- [Work to do] Reproduce the material in full, unchanged.

- [Data records]
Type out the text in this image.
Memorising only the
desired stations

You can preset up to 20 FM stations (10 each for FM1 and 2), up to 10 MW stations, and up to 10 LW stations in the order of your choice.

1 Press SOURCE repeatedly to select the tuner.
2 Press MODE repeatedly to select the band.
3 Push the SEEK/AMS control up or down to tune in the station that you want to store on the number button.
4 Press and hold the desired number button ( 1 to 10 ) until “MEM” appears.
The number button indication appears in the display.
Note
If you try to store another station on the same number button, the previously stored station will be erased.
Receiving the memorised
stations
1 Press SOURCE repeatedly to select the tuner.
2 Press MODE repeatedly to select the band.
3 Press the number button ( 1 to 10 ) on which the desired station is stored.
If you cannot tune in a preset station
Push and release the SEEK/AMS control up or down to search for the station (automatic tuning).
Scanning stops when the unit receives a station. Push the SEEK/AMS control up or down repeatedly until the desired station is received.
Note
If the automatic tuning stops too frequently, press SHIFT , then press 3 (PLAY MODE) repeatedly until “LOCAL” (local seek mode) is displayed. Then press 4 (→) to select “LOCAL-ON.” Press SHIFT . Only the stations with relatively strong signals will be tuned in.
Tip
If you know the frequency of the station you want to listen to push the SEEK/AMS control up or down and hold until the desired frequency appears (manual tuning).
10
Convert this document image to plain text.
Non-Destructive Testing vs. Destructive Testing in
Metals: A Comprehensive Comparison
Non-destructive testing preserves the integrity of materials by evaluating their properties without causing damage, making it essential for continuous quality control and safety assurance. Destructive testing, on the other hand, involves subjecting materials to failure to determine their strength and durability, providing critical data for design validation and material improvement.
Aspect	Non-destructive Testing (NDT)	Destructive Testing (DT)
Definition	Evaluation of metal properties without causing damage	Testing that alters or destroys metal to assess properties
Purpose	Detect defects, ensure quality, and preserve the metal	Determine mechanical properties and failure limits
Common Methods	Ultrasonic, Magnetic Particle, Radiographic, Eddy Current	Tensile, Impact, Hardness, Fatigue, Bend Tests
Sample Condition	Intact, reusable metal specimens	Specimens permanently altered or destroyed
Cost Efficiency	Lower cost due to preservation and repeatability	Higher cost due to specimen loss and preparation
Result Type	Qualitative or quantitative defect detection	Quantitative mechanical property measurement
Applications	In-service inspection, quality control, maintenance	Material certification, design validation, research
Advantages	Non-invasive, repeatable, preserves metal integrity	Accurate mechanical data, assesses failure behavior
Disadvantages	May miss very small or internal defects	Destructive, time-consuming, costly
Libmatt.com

- [Exercise output]
Type out the text in this image.
Memorising only the
desired stations

You can preset up to 20 FM stations (10 each for FM1 and 2), up to 10 MW stations, and up to 10 LW stations in the order of your choice.

1 Press SOURCE repeatedly to select the tuner.
2 Press MODE repeatedly to select the band.
3 Push the SEEK/AMS control up or down to tune in the station that you want to store on the number button.
4 Press and hold the desired number button ( 1 to 10 ) until “MEM” appears.
The number button indication appears in the display.
Note
If you try to store another station on the same number button, the previously stored station will be erased.
Receiving the memorised
stations
1 Press SOURCE repeatedly to select the tuner.
2 Press MODE repeatedly to select the band.
3 Press the number button ( 1 to 10 ) on which the desired station is stored.
If you cannot tune in a preset station
Push and release the SEEK/AMS control up or down to search for the station (automatic tuning).
Scanning stops when the unit receives a station. Push the SEEK/AMS control up or down repeatedly until the desired station is received.
Note
If the automatic tuning stops too frequently, press SHIFT , then press 3 (PLAY MODE) repeatedly until “LOCAL” (local seek mode) is displayed. Then press 4 (→) to select “LOCAL-ON.” Press SHIFT . Only the stations with relatively strong signals will be tuned in.
Tip
If you know the frequency of the station you want to listen to push the SEEK/AMS control up or down and hold until the desired frequency appears (manual tuning).
10
Convert this document image to plain text.
Non-Destructive Testing vs. Destructive Testing in
Metals: A Comprehensive Comparison
Non-destructive testing preserves the integrity of materials by evaluating their properties without causing damage, making it essential for continuous quality control and safety assurance. Destructive testing, on the other hand, involves subjecting materials to failure to determine their strength and durability, providing critical data for design validation and material improvement.
Aspect	Non-destructive Testing (NDT)	Destructive Testing (DT)
Definition	Evaluation of metal properties without causing damage	Testing that alters or destroys metal to assess properties
Purpose	Detect defects, ensure quality, and preserve the metal	Determine mechanical properties and failure limits
Common Methods	Ultrasonic, Magnetic Particle, Radiographic, Eddy Current	Tensile, Impact, Hardness, Fatigue, Bend Tests
Sample Condition	Intact, reusable metal specimens	Specimens permanently altered or destroyed
Cost Efficiency	Lower cost due to preservation and repeatability	Higher cost due to specimen loss and preparation
Result Type	Qualitative or quantitative defect detection	Quantitative mechanical property measurement
Applications	In-service inspection, quality control, maintenance	Material certification, design validation, research
Advantages	Non-invasive, repeatable, preserves metal integrity	Accurate mechanical data, assesses failure behavior
Disadvantages	May miss very small or internal defects	Destructive, time-consuming, costly
Libmatt.com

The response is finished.